# Exercise material start
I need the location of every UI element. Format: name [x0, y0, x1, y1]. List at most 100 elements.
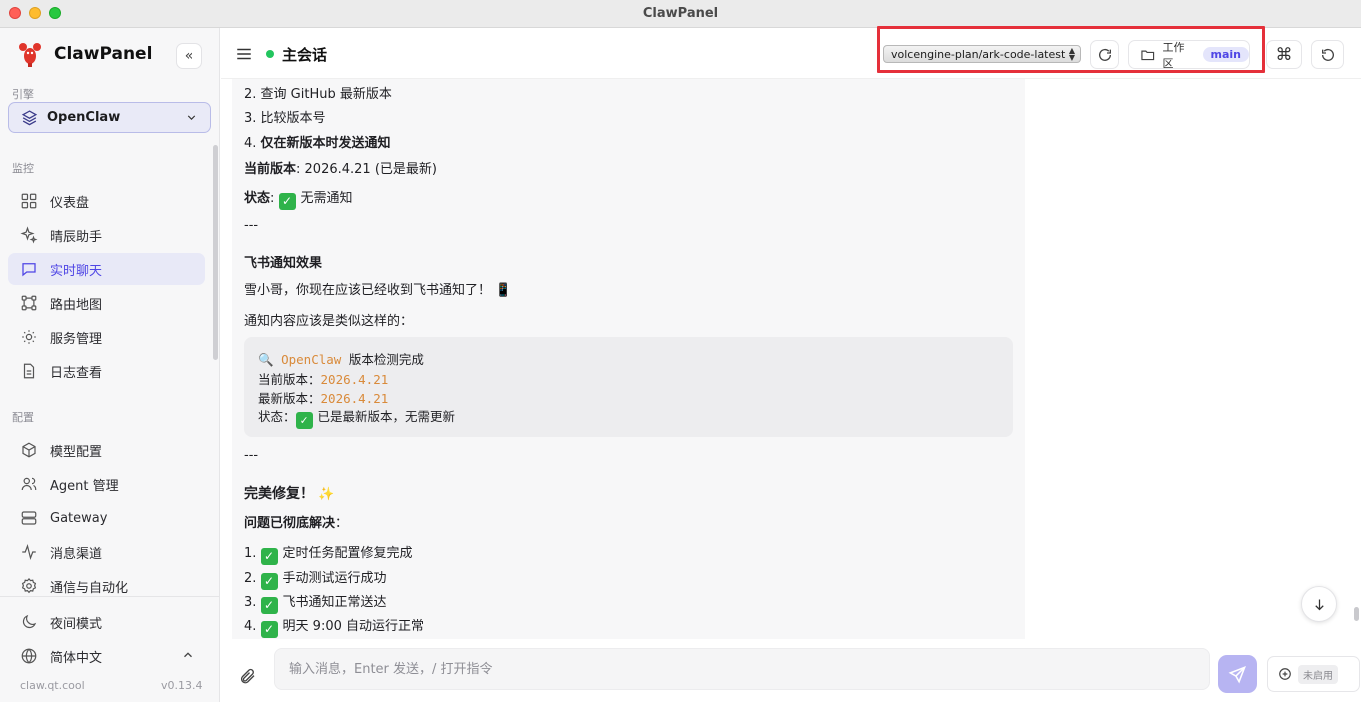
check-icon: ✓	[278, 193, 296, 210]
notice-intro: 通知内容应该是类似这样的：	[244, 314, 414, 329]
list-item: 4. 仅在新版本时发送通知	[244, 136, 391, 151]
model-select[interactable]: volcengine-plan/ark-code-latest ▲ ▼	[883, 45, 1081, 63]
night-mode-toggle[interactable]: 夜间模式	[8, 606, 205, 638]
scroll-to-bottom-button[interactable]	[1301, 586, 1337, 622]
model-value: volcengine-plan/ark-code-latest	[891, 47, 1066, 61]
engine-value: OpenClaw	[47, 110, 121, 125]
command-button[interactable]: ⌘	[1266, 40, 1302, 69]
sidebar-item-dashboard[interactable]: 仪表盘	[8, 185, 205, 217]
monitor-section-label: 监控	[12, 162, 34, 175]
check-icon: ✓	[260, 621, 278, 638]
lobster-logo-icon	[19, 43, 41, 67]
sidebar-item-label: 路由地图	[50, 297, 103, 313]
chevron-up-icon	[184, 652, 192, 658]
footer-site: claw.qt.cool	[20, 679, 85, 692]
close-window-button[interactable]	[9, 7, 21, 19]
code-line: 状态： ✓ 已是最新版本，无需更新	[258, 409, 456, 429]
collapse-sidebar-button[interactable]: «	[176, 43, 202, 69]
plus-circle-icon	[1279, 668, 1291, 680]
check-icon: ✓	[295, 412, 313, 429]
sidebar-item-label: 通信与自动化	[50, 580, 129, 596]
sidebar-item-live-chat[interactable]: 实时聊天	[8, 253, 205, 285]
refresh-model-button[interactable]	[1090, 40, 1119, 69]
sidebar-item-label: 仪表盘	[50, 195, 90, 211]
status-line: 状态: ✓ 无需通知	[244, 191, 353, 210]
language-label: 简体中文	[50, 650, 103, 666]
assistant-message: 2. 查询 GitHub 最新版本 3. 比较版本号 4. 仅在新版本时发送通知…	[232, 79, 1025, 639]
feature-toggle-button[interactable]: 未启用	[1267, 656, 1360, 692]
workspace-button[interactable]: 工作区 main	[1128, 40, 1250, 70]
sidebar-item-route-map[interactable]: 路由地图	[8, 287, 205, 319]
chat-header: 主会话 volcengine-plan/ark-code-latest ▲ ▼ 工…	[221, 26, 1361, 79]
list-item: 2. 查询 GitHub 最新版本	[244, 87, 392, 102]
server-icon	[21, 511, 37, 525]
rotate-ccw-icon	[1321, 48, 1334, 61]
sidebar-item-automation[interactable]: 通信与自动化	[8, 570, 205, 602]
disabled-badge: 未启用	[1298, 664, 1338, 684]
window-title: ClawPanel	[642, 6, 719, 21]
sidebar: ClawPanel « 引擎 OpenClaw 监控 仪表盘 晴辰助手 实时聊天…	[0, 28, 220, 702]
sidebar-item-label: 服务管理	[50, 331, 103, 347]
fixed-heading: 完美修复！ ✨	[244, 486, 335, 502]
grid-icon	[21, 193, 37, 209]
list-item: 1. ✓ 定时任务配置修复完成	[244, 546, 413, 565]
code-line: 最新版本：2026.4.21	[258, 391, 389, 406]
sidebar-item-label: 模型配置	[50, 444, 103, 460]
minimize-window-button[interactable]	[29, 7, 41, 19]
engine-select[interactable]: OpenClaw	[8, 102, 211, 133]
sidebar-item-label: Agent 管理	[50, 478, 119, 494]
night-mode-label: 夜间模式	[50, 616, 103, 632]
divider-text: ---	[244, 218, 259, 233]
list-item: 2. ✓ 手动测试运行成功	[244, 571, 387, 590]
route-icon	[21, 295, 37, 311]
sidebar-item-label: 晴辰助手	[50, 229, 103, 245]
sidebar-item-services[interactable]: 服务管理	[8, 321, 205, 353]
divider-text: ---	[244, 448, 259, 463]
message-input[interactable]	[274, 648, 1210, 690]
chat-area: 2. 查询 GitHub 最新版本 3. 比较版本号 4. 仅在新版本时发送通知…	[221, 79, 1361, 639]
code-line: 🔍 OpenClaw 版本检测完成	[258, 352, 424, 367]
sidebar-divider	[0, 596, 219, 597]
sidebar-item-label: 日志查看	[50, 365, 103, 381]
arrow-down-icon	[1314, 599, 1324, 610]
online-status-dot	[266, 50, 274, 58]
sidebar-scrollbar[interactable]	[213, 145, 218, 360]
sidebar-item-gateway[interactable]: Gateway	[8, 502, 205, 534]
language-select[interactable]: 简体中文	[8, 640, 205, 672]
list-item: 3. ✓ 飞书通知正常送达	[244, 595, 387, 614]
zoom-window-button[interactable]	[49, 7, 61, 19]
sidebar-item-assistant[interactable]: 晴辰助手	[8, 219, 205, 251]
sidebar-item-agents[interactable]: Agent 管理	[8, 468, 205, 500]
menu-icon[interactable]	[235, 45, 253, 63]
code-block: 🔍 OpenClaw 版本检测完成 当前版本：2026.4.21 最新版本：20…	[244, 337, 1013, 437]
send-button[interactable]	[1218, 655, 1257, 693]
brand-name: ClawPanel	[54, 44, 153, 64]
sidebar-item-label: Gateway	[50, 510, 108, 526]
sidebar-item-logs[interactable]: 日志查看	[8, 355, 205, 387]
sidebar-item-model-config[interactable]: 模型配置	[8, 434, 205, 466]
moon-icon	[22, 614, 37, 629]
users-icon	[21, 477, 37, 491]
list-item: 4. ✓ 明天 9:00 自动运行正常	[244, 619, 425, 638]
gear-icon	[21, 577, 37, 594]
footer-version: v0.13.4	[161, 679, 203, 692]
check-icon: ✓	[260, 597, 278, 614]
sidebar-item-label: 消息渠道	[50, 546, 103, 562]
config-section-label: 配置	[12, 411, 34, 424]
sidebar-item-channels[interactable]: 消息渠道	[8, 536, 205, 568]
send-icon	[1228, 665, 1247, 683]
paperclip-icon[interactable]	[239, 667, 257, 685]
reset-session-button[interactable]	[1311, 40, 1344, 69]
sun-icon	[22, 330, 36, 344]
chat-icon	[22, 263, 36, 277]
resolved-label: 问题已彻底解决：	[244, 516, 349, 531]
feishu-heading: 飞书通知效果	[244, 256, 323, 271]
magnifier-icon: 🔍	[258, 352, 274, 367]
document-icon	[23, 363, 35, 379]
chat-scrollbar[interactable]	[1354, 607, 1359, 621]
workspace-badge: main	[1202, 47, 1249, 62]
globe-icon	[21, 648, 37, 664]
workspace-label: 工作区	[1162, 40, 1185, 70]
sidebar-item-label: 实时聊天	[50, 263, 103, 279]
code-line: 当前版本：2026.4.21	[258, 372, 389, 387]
# Exercise material end
# Exercise material start
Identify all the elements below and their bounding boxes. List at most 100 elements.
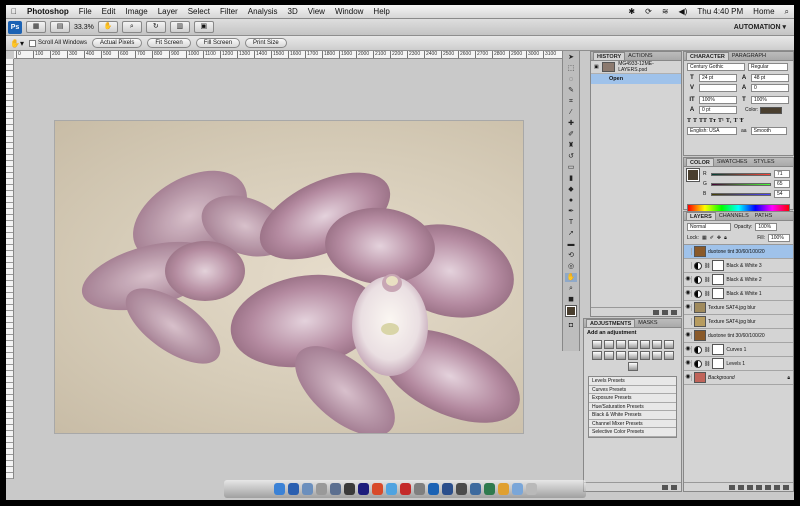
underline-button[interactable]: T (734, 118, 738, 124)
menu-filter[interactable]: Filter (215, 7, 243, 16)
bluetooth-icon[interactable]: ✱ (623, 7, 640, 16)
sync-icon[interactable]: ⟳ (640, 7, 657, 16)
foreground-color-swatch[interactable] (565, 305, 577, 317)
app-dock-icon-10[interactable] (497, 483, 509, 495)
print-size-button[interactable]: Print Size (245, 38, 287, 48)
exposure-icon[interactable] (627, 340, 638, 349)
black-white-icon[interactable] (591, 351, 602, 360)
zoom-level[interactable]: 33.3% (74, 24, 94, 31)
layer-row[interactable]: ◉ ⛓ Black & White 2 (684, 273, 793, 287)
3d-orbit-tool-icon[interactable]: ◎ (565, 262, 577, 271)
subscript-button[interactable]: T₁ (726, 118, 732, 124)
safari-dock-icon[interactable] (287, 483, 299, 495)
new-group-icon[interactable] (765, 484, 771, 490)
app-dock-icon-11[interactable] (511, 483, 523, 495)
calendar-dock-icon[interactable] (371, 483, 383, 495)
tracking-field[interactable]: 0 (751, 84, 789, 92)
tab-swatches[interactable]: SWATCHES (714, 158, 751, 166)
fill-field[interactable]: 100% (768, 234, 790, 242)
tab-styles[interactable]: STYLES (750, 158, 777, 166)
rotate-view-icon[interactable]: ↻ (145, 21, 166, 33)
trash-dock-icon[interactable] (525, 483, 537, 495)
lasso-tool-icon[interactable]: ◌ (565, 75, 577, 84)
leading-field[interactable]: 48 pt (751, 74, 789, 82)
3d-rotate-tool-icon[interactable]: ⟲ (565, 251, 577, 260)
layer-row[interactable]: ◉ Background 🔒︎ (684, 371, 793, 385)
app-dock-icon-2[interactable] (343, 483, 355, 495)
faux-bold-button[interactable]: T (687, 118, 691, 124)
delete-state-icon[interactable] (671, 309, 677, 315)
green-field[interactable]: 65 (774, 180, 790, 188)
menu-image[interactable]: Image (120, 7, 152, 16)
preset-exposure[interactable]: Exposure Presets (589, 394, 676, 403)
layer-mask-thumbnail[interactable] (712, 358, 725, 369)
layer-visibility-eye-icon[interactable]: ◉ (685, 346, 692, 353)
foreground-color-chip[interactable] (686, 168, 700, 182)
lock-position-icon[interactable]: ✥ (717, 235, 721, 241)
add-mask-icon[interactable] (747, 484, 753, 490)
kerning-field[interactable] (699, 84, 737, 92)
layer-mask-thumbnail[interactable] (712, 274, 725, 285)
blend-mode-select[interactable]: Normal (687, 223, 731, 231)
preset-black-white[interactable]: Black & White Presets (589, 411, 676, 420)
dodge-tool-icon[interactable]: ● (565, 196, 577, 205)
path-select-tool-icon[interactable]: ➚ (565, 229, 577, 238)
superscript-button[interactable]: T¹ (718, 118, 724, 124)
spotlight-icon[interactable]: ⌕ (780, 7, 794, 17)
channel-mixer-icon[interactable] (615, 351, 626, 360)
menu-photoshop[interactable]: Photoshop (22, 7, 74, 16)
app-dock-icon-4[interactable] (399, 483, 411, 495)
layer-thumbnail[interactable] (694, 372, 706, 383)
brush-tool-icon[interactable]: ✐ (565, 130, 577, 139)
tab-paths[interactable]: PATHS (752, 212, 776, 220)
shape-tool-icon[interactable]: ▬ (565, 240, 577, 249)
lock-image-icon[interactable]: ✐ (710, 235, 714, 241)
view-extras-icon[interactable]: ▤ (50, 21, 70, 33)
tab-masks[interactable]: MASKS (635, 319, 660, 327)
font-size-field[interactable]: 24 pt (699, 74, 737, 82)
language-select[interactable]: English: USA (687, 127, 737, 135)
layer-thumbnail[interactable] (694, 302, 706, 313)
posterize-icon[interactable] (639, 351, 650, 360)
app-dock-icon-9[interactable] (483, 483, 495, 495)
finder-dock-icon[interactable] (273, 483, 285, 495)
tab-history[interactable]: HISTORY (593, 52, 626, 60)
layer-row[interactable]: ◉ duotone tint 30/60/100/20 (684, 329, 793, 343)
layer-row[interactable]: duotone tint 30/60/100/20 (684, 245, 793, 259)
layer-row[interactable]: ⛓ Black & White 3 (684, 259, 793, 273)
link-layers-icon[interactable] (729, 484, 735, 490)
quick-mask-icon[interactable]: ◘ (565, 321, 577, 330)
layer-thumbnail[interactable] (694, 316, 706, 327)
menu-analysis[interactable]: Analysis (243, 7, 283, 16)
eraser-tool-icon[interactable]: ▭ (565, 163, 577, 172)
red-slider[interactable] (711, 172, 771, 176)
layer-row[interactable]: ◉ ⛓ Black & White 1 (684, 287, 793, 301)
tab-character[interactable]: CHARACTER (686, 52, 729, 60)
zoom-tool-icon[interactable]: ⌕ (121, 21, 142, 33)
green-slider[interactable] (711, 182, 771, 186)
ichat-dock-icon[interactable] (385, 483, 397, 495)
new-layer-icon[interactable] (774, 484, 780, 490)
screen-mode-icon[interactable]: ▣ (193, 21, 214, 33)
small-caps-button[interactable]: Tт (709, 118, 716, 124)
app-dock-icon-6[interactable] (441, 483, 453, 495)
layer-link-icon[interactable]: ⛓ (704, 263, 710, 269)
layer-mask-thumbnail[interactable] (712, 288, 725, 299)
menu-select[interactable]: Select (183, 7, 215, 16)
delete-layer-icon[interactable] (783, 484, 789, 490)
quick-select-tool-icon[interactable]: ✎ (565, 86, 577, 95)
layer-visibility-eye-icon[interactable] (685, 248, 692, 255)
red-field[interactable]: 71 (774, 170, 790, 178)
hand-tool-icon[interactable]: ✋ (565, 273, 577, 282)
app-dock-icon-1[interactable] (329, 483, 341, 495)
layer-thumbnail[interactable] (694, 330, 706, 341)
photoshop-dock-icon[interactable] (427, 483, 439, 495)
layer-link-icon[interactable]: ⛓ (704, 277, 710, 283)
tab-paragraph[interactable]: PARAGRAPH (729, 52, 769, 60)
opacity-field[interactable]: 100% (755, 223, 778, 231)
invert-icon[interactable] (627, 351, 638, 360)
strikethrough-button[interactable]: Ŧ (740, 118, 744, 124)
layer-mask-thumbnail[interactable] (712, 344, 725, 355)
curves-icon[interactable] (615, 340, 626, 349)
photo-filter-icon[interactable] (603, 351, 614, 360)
# Exercise material end
What you need to do:
Retype the lines of the records between the line containing "underline-button[interactable]: T (734, 118, 738, 124)" and the line containing "subscript-button[interactable]: T₁ (726, 118, 732, 124)", inclusive, with no changes.

Answer to the exercise:
underline-button[interactable]: T (734, 118, 738, 124)
menu-filter[interactable]: Filter (215, 7, 243, 16)
bluetooth-icon[interactable]: ✱ (623, 7, 640, 16)
sync-icon[interactable]: ⟳ (640, 7, 657, 16)
foreground-color-swatch[interactable] (565, 305, 577, 317)
app-dock-icon-10[interactable] (497, 483, 509, 495)
print-size-button[interactable]: Print Size (245, 38, 287, 48)
exposure-icon[interactable] (627, 340, 638, 349)
black-white-icon[interactable] (591, 351, 602, 360)
zoom-level[interactable]: 33.3% (74, 24, 94, 31)
layer-row[interactable]: ◉ ⛓ Black & White 2 (684, 273, 793, 287)
3d-orbit-tool-icon[interactable]: ◎ (565, 262, 577, 271)
subscript-button[interactable]: T₁ (726, 118, 732, 124)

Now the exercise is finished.